■ AIM OF THE TASK ■
Return the lines where the word "Verpackungsmaterialien" occurs.

Start of THE INPUT

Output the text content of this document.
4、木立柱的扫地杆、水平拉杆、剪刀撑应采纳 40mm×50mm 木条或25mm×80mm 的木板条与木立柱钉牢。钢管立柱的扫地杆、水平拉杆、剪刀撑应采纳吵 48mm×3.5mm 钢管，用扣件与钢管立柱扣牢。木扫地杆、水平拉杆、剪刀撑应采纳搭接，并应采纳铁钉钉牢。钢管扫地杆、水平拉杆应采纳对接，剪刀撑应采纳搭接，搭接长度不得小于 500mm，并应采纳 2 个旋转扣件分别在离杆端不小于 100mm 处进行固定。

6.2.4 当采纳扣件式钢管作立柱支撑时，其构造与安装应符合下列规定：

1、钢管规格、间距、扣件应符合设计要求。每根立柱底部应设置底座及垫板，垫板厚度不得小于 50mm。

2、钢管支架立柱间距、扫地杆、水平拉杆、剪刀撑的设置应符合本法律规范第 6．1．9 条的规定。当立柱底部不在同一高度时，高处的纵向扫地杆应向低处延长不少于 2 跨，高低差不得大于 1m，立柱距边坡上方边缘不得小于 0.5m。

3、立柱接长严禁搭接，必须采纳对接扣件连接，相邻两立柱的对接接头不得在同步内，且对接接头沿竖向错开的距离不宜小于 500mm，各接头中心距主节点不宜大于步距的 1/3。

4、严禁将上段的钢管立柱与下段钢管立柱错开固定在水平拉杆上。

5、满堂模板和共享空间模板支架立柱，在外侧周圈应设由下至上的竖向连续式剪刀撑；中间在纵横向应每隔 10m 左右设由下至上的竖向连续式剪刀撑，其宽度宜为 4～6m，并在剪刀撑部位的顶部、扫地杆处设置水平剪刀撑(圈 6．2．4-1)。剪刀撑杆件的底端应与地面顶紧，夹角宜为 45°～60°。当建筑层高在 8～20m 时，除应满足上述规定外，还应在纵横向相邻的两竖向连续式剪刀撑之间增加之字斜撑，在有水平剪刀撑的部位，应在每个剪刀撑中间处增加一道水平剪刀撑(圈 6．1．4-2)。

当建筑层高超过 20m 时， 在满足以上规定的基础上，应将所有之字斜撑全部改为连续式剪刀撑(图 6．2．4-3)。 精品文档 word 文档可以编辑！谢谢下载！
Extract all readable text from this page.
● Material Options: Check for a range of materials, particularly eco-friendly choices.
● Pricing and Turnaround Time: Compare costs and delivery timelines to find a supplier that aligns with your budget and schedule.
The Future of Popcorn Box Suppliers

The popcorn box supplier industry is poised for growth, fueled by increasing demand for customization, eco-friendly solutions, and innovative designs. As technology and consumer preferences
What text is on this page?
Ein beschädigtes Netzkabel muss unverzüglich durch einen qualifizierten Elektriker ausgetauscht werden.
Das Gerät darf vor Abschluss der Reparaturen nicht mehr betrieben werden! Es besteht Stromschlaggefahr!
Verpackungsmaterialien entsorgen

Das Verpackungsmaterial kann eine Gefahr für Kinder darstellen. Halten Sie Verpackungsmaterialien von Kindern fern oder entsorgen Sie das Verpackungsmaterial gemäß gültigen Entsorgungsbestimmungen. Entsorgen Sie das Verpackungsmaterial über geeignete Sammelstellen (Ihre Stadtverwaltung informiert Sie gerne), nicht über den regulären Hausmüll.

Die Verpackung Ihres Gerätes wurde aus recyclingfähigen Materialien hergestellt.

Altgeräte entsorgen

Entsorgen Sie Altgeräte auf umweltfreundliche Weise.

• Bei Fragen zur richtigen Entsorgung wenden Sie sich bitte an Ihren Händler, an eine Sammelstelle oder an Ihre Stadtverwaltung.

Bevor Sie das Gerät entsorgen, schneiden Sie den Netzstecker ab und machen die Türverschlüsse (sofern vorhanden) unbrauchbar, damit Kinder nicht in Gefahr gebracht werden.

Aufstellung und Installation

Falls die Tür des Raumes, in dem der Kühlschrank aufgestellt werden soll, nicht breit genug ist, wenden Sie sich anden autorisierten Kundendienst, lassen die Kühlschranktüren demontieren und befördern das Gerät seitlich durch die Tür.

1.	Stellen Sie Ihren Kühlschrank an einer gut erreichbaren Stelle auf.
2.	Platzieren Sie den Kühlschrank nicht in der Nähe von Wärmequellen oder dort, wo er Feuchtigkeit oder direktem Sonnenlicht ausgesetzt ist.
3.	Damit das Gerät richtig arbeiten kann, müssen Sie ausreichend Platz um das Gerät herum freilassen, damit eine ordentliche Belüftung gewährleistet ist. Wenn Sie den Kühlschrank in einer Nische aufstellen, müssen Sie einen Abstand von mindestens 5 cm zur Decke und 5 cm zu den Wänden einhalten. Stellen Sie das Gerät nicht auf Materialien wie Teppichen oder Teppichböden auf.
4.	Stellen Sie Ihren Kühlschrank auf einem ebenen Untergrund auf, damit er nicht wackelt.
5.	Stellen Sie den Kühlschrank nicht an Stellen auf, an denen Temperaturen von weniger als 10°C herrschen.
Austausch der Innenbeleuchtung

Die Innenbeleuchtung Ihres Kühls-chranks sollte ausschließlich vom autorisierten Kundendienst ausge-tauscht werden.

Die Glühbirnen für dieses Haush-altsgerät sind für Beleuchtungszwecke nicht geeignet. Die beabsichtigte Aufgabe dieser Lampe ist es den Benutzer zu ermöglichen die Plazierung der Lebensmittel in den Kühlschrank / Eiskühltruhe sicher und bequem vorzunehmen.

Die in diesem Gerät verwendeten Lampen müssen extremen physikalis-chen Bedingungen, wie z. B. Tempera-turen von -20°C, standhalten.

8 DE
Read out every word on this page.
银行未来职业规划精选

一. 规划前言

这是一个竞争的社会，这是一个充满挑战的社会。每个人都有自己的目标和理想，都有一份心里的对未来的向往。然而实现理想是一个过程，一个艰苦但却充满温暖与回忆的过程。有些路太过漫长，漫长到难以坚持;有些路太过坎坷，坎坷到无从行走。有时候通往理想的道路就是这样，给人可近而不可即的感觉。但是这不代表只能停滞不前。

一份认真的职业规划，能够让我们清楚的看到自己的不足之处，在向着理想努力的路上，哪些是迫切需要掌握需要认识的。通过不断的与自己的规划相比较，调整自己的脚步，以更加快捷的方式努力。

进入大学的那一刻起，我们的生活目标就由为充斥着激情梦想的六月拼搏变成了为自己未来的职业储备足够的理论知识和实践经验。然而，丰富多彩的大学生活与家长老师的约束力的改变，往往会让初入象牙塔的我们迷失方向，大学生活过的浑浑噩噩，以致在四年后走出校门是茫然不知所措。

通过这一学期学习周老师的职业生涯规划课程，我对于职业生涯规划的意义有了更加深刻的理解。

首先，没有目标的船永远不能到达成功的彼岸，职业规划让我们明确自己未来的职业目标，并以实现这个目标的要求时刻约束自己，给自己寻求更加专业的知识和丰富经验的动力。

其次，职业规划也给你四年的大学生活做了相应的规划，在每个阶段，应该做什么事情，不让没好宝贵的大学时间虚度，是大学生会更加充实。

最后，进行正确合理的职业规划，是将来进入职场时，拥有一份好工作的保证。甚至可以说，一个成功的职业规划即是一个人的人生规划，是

End of THE INPUT

■ WORKED ANSWER ■
Verpackungsmaterialien entsorgen
Das Verpackungsmaterial kann eine Gefahr für Kinder darstellen. Halten Sie Verpackungsmaterialien von Kindern fern oder entsorgen Sie das Verpackungsmaterial gemäß gültigen Entsorgungsbestimmungen. Entsorgen Sie das Verpackungsmaterial über geeignete Sammelstellen (Ihre Stadtverwaltung informiert Sie gerne), nicht über den regulären Hausmüll.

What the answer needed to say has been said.